==== Material for this task
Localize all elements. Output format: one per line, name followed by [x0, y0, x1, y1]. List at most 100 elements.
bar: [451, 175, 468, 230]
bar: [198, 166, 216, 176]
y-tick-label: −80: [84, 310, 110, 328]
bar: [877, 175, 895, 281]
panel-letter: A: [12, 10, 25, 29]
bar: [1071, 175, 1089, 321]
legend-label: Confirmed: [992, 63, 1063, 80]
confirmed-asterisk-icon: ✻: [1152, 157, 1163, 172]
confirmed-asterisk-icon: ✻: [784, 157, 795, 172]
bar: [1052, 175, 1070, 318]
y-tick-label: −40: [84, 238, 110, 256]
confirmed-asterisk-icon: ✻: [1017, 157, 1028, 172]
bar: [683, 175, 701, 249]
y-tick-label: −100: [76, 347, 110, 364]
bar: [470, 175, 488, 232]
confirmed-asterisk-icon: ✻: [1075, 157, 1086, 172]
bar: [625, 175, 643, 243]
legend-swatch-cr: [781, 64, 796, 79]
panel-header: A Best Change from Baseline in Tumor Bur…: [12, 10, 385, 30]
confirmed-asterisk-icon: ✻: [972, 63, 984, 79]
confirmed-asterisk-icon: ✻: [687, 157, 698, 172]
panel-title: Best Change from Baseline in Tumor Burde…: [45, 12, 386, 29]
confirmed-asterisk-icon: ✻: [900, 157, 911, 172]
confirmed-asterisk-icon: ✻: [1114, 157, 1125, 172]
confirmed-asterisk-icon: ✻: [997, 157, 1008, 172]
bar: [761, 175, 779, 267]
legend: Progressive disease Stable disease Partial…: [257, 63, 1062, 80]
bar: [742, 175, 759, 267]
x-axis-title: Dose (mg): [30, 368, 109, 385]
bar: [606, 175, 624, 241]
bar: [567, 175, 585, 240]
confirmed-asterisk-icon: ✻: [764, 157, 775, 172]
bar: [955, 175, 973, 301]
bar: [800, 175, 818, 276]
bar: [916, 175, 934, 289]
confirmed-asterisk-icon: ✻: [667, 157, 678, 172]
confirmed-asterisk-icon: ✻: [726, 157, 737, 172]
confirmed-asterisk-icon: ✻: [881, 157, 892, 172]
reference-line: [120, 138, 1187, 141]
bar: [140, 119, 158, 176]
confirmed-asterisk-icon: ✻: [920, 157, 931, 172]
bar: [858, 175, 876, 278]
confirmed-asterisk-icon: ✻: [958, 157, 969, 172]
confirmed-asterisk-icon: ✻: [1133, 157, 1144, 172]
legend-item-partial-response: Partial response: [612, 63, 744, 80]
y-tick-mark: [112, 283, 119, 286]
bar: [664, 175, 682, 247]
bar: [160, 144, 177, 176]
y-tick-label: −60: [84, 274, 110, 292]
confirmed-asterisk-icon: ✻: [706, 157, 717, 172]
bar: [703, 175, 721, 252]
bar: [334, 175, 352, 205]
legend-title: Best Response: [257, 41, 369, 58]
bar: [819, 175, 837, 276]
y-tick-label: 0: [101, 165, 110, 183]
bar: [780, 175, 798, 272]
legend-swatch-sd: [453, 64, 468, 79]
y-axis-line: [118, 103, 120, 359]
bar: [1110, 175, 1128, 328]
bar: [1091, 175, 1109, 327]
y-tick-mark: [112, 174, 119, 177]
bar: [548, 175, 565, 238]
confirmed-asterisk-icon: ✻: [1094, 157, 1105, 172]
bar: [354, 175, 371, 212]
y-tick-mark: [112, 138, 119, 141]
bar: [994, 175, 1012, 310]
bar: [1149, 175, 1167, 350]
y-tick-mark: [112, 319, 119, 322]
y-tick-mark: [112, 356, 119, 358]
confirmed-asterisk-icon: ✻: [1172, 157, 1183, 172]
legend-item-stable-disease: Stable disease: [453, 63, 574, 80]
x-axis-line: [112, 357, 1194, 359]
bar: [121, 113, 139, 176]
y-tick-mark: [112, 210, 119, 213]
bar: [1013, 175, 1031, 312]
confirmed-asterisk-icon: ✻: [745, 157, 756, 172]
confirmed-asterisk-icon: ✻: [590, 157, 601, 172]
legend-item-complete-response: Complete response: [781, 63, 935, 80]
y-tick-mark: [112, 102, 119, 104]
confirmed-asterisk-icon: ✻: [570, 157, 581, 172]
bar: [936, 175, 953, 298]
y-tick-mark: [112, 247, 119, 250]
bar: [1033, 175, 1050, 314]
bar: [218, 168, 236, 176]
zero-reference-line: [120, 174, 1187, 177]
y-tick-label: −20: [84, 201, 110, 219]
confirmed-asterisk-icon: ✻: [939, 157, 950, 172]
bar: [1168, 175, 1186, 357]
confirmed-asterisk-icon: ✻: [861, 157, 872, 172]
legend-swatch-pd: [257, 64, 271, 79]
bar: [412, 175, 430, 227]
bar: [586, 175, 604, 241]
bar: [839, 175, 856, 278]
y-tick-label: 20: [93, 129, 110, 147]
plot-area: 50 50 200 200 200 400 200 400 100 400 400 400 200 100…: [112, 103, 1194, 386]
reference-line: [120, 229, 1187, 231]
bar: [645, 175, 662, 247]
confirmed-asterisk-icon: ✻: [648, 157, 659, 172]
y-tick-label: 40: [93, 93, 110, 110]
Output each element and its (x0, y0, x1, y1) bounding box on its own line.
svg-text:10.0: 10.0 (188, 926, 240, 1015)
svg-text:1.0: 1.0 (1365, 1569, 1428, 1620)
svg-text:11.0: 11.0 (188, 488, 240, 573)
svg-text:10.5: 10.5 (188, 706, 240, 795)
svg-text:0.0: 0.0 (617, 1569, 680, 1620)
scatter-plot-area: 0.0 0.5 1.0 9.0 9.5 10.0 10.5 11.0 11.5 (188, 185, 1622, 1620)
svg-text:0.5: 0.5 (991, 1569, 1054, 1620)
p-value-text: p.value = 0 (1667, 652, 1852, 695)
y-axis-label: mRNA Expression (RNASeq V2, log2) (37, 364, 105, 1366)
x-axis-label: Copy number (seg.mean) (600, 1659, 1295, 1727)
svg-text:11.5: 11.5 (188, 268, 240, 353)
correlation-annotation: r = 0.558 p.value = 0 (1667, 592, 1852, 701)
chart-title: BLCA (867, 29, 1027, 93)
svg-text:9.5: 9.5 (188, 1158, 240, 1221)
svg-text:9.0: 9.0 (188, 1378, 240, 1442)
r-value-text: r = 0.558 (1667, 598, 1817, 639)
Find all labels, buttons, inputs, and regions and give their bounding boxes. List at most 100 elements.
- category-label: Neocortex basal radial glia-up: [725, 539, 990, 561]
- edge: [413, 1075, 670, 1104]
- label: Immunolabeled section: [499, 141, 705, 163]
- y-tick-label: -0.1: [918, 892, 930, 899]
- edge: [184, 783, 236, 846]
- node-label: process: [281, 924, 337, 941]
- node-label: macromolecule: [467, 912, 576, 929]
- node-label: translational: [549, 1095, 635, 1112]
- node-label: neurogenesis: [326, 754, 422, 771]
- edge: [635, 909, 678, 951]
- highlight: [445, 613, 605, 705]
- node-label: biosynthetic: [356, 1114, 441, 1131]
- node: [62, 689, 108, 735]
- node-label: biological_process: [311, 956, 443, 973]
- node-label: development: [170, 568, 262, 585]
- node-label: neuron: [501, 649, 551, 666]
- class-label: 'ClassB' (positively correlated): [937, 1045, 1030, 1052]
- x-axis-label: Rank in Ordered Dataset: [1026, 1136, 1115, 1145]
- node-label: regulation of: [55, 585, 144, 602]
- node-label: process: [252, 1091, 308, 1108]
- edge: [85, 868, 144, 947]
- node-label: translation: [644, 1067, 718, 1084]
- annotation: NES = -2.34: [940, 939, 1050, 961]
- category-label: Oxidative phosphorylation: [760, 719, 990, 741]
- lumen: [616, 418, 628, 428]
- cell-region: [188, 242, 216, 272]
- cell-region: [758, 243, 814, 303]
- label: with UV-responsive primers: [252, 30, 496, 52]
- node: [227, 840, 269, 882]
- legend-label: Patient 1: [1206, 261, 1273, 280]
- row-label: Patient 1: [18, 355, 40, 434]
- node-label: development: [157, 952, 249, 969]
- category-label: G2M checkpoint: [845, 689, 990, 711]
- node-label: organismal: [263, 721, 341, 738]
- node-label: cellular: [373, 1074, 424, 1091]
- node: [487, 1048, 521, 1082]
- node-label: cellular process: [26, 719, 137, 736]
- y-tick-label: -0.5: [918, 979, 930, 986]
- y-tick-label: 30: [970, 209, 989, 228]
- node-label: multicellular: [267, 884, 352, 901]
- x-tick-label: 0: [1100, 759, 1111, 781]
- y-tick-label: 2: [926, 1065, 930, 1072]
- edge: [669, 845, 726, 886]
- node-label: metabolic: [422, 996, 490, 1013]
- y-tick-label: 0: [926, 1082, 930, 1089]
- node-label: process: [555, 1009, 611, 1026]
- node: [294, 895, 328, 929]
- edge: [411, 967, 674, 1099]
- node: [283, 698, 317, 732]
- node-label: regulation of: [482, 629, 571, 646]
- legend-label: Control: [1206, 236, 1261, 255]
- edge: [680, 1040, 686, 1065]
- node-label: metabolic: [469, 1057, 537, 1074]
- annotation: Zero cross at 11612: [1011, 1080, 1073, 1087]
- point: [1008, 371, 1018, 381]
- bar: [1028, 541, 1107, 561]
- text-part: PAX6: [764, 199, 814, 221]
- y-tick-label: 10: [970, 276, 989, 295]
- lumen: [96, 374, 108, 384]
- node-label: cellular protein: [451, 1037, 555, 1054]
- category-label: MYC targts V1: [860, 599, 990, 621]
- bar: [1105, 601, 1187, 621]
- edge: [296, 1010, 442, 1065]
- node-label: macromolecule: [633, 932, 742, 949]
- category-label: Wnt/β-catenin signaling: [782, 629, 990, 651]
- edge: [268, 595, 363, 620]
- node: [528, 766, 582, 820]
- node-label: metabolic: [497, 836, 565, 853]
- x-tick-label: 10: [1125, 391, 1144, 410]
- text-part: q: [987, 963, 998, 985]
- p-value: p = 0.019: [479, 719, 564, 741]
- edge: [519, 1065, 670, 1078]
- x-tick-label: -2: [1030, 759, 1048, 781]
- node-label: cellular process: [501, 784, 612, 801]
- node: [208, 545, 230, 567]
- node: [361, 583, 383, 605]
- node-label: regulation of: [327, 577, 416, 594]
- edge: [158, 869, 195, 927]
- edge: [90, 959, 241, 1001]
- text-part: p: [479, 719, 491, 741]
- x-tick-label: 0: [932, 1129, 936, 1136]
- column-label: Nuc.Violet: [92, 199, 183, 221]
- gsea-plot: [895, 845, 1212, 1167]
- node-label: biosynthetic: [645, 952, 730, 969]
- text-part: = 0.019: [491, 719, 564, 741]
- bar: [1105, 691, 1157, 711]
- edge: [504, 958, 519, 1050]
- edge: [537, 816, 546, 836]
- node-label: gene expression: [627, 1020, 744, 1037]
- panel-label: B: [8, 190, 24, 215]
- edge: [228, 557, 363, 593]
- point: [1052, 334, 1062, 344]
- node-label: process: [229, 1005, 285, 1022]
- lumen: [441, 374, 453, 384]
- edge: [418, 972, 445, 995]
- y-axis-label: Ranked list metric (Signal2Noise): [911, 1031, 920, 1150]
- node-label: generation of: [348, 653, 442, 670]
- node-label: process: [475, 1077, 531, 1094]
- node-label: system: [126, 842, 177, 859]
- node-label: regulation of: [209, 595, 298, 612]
========
- _About this exercise_: Whenever the string "Output" occurs in a line of the entries above, copy that line.

- _Result for this exercise_:
Localize all elements. Output format: one per line, name followed by [x0, y0, x1, y1]. List at most 100 elements.
Output each element and its (x0, y0, x1, y1) bounding box on its own line.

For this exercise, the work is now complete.